= Page excerpt =
+ + + +

So Mr. Carbajal used a financial incentive. He guaranteed nonswimmers that he could have them swimming well enough to pass the city’s preliminary lifeguard test, offered every winter. That could mean spending summers in the sun making at least $16 an hour, he said, and also helping with the city’s notorious lifeguard shortage.

He persuaded more than a dozen boys to join — 80 percent of them nonswimmers, he said. Mr. Carbajal had to buy some of them bathing suits with his own money.

So far the team has won four meets and lost two. It has a slightly ragtag quality, but it is improving quickly. Though it is currently in the least competitive of Brooklyn’s three boys divisions, Mr. Carbajal vowed that the Tigers would finish first and eventually get a chance to challenge perennial swimming powerhouses at elite public high schools like Brooklyn Tech.

Marvin Carbajal was a star swimmer at Bushwick High School in the 1990s. After seeing the pool sit unused for decades, he persuaded the school to reopen it, and now coaches the boys swim team.Amir Hamja for The New York Times

Some members have gone from nonswimmers to competitors within weeks, including Stalyn Morales, 14, a freshman who recently immigrated from Ecuador. Within weeks of learning the crawl stroke, he was swimming the 50-yard freestyle in one minute. He is now down to 35 seconds and improving every meet.

Of course, with limited English, he sometimes needs Mr. Carbajal to remind him in Spanish of the race lengths. In one race, he was leading, but he stopped swimming too early and was disqualified.

At the recent meet, Mr. Carbajal gathered his swimmers for a pep talk and a reminder to watch their diets. More bananas. Fewer chopped-cheese sandwiches from the bodega. Outside the school’s main entrance was a police van with flashing lights, and inside were metal detectors tended by school safety agents.

Asked about the starting blocks, Mr. Carbajal said he had requested them, but that he was met with the usual bureaucratic delays. “I’m not holding my breath,” he said.

During the 200-yard medley relay, teammates cheered on the Diaz twins, Christian and Jaden, 16-year-old juniors from Ridgewood, Queens, who are among the team’s fastest swimmers and make up half of that relay team.

+ + + +

= Listed records =
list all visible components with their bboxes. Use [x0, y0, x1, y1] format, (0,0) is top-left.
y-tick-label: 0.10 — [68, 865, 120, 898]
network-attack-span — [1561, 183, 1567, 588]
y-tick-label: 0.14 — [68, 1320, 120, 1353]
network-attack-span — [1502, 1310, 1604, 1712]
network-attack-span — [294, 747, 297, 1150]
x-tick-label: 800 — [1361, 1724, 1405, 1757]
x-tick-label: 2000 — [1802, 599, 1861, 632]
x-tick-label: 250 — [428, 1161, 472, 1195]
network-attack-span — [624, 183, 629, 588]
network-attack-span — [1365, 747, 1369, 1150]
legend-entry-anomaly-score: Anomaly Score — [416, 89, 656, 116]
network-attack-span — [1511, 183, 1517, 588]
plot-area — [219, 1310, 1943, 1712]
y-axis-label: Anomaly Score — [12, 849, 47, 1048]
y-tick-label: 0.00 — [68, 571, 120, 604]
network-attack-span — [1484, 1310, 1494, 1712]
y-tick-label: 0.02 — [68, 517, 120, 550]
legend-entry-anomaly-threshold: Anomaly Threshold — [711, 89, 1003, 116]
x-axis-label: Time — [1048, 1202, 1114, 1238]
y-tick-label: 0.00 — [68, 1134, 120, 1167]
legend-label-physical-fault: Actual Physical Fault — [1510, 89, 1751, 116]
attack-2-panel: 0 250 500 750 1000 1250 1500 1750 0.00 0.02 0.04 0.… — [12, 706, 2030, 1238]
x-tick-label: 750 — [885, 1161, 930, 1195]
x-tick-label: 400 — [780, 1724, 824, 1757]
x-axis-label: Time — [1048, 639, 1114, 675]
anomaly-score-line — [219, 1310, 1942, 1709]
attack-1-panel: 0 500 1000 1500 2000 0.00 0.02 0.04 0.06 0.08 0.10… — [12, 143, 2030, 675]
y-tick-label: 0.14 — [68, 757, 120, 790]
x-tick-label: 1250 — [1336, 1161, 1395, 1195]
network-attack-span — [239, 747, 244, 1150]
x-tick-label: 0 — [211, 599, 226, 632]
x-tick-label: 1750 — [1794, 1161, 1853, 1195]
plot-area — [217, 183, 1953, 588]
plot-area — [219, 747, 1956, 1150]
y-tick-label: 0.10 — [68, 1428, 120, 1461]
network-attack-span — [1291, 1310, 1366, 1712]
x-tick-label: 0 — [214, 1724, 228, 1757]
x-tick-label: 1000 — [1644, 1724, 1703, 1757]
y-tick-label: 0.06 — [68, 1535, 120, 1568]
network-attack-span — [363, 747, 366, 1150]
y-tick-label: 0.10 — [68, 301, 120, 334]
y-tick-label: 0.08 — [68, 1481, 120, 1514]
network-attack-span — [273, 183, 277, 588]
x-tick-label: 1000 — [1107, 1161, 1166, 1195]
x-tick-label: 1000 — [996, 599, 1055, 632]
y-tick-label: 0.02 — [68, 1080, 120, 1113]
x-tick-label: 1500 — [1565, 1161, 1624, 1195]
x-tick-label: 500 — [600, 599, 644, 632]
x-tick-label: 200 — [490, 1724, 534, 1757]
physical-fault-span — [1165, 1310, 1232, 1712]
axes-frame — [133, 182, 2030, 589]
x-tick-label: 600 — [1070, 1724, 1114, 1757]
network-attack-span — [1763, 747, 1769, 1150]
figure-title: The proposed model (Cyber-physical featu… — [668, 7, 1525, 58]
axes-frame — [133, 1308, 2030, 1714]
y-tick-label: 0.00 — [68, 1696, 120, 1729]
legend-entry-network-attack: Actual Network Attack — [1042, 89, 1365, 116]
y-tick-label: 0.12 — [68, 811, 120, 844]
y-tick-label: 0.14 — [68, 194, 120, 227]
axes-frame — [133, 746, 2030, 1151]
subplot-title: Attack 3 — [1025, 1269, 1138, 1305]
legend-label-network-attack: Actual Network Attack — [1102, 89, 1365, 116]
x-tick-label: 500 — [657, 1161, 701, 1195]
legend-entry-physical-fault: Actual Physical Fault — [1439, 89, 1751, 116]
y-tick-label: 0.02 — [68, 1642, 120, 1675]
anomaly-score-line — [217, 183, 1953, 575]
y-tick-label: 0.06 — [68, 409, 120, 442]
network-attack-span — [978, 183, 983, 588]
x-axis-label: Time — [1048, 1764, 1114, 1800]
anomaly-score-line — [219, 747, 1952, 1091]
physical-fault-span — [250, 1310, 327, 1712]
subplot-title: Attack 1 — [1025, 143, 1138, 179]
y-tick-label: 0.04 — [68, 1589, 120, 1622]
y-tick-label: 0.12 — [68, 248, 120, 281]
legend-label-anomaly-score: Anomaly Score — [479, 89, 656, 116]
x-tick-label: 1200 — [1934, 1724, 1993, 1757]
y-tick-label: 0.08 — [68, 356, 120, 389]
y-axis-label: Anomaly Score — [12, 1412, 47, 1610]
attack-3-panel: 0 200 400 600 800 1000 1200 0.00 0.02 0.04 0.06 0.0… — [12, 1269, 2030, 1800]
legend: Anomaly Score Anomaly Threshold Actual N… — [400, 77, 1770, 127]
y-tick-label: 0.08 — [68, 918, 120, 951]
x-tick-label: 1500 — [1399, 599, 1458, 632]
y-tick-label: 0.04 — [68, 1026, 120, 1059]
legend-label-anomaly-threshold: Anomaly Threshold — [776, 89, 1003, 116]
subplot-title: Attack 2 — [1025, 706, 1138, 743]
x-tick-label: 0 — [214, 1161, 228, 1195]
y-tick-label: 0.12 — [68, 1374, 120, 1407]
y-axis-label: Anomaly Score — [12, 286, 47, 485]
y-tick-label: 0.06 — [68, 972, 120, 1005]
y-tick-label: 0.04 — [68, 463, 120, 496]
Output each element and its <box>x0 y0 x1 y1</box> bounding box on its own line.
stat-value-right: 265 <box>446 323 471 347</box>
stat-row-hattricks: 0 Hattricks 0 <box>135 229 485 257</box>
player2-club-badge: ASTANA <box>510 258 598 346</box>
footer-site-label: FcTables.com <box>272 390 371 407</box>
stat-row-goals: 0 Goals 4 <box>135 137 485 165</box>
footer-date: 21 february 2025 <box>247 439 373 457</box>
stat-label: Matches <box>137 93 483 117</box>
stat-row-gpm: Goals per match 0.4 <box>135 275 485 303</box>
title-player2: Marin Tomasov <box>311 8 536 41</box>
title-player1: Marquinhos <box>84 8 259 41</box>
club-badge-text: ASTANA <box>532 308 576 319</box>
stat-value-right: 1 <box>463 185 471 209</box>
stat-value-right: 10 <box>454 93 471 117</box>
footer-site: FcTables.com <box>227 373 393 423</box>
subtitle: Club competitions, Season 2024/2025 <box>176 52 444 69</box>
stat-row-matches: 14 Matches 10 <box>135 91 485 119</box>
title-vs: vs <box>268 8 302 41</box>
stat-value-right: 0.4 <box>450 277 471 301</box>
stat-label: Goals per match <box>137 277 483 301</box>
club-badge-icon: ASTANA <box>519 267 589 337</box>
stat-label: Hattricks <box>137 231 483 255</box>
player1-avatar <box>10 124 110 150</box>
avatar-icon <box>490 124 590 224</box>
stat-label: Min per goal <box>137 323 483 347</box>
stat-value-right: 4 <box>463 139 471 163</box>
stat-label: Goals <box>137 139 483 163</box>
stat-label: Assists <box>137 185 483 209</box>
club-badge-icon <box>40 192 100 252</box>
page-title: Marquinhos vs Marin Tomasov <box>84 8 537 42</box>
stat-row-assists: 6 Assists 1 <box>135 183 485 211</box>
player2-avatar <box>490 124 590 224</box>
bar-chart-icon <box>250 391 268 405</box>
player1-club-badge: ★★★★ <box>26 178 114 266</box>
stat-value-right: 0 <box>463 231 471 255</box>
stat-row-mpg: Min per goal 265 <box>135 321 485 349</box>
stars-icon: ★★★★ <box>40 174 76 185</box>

+ + + +

Resume the article about the Bushwick High School boys swim team, picking up right after its last sentence.

= Response =
Hanging at the shallow end of the pool was a modest banner that proclaimed the 1994-95 Bushwick team Brooklyn champs; it had placed third overall in the city.

Those were the glory days, when Bushwick was an unlikely swimming powerhouse. Mr. Carbajal joined the team as a nonswimmer, and thanks to Richard Sher, Bushwick’s coach and the coordinator for city lifeguards, he was swimming within weeks and was a city lifeguard by the time he was 16.

“The school had gangs, drugs, crime — swimming and lifeguarding kept us off the streets, kept us alive, really,” said Mr. Carbajal, who entered Bushwick High in 1990, during the height of the crack epidemic. That year there were 77 murders recorded in the local 83rd Precinct.

“With all the drugs and the violence, the feeling was that nothing good could come out of Bushwick,” he said. “But there was a sense of pride that we had a great swim team, and we were turning out so many lifeguards.”

Now Mr. Carbajal sees an opportunity to not just compete for a new banner for the Bushwick pool, but also to give his kids the same chance that he had as a teenager with an uncertain future.

Amir Hamja for The New York Times

Lifeguard training was paused during the pandemic; last summer, the lifeguard shortage was a national crisis. Last summer, the city employed only 900 lifeguards — well short of the nearly 1,500 slots it had several years earlier.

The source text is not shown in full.